**Aim of the task:** Spot every line with the word "归张三所有" and return it.

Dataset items
■ ■ ■

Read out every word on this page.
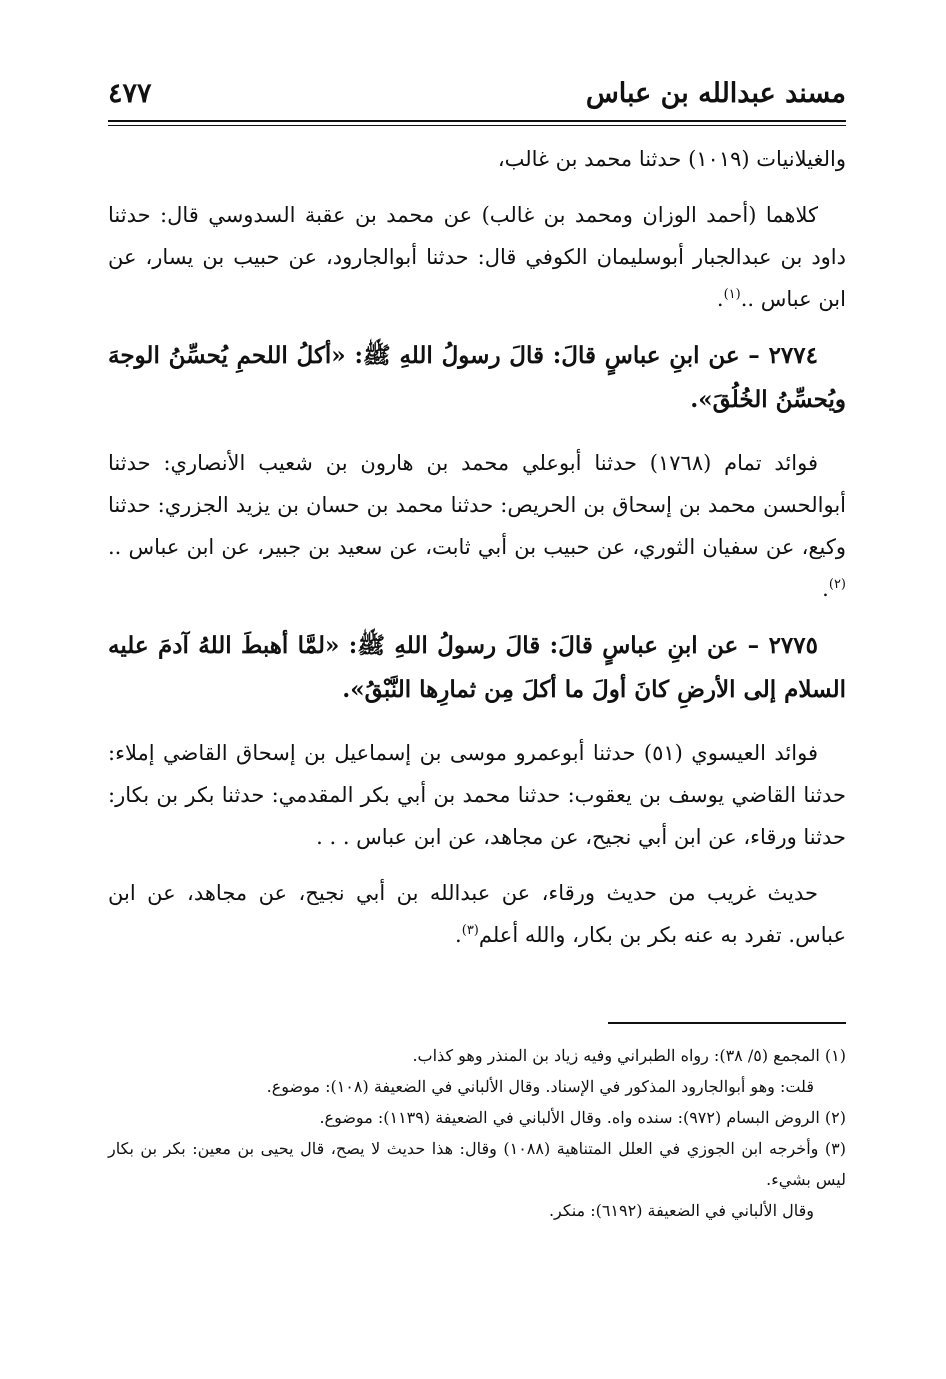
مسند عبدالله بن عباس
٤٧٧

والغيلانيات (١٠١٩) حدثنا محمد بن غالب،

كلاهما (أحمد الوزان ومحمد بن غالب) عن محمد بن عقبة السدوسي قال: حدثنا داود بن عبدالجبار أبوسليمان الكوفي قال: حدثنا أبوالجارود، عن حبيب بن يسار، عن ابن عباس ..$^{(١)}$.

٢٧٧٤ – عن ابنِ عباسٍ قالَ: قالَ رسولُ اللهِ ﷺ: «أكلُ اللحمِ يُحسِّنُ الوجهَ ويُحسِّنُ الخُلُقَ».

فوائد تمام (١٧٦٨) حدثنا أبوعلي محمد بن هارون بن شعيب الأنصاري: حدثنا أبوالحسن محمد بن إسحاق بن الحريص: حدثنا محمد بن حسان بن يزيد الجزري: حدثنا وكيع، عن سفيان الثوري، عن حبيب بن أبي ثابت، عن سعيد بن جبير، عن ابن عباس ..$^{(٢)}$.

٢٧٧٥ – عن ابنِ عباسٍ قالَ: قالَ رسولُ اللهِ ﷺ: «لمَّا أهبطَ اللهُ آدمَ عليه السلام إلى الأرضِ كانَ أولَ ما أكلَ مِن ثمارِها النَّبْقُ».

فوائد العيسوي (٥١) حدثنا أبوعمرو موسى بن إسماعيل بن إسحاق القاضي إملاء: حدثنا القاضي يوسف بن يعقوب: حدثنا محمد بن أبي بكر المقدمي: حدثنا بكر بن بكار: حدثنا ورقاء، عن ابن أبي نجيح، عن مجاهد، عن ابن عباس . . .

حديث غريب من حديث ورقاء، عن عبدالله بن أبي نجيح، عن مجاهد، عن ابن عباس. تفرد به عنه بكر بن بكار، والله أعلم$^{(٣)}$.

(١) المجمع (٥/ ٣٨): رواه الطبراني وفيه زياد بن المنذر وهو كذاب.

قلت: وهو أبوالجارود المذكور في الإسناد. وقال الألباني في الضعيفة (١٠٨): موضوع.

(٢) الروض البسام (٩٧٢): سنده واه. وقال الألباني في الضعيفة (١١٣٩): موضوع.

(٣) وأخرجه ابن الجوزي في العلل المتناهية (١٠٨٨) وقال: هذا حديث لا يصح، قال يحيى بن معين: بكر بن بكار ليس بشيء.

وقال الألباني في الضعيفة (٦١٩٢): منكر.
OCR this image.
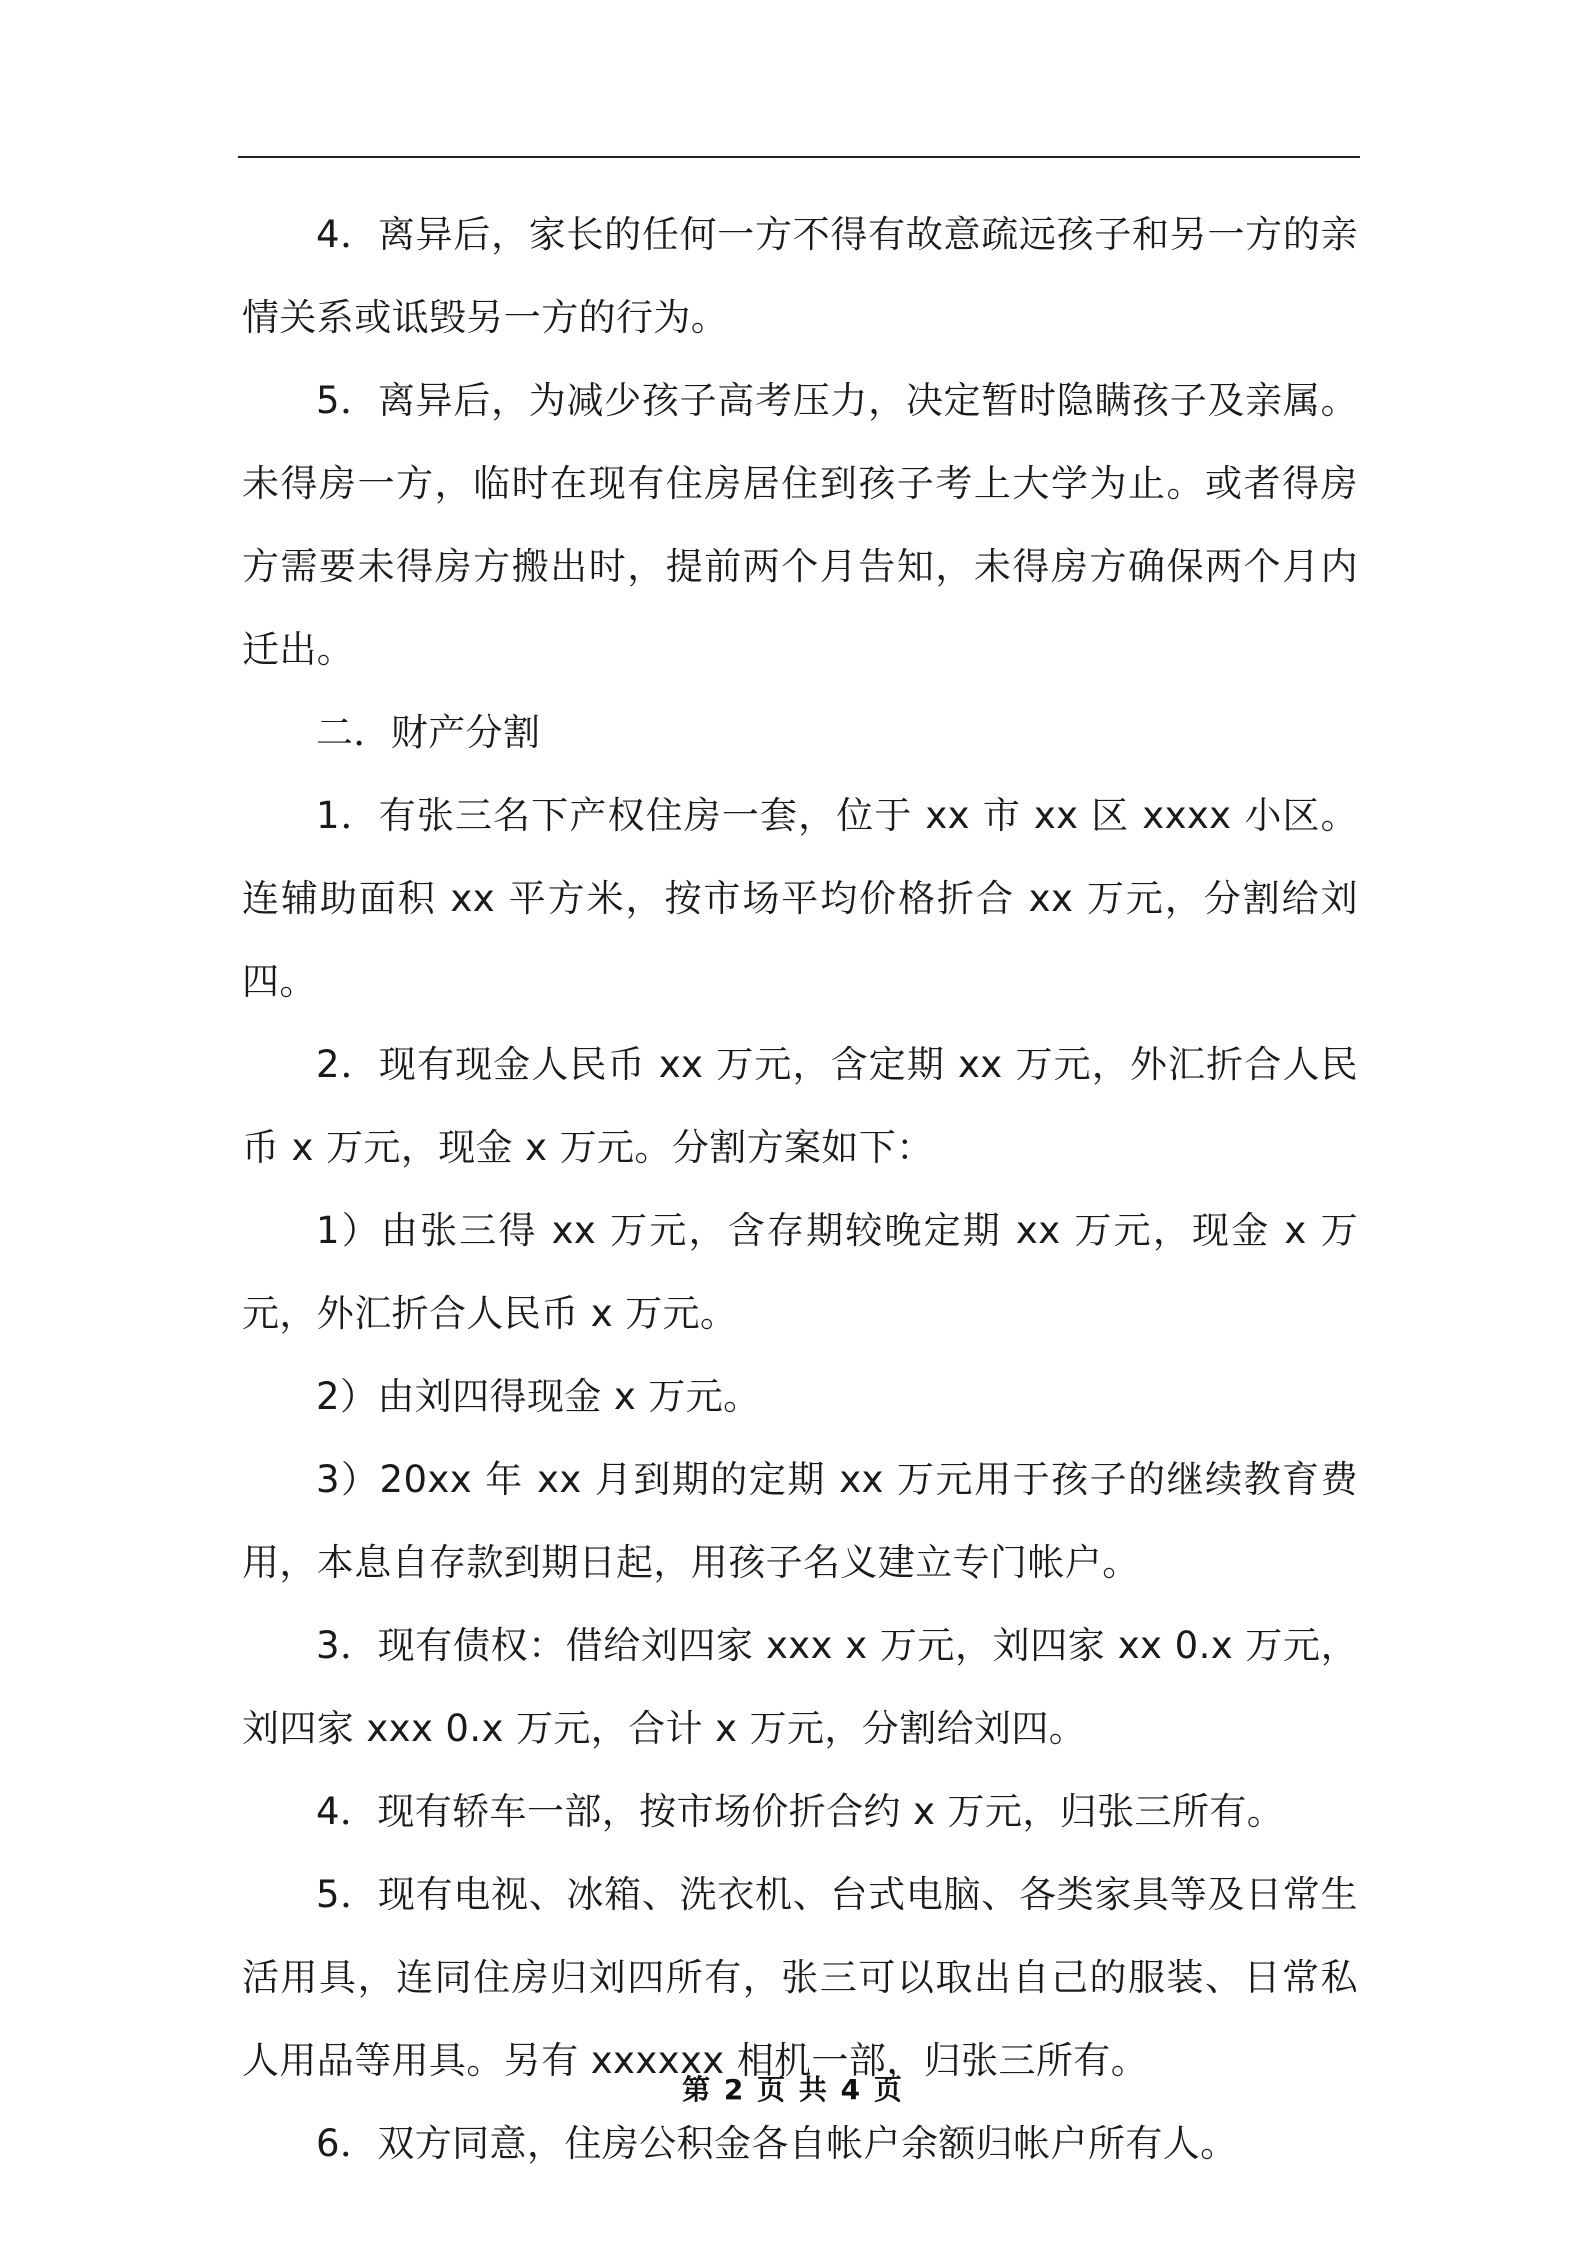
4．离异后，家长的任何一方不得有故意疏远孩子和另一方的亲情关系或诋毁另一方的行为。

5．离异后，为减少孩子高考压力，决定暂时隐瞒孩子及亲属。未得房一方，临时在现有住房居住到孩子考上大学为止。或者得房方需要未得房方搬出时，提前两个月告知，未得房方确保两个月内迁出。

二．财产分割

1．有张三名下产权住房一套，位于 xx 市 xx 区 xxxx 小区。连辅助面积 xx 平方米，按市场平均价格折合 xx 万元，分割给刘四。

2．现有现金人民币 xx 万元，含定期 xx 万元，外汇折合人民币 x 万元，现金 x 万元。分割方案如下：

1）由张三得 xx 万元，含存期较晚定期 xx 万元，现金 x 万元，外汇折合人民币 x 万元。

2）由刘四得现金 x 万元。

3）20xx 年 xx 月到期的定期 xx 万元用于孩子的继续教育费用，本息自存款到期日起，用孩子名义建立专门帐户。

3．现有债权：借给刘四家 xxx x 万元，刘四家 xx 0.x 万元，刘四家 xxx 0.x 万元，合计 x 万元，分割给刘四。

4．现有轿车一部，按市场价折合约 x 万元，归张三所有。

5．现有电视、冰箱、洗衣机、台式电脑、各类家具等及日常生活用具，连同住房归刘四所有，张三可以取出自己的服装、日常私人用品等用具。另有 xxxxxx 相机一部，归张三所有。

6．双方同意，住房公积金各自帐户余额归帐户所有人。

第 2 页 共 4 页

■ ■ ■

**Full output:**
4．现有轿车一部，按市场价折合约 x 万元，归张三所有。
5．现有电视、冰箱、洗衣机、台式电脑、各类家具等及日常生活用具，连同住房归刘四所有，张三可以取出自己的服装、日常私人用品等用具。另有 xxxxxx 相机一部，归张三所有。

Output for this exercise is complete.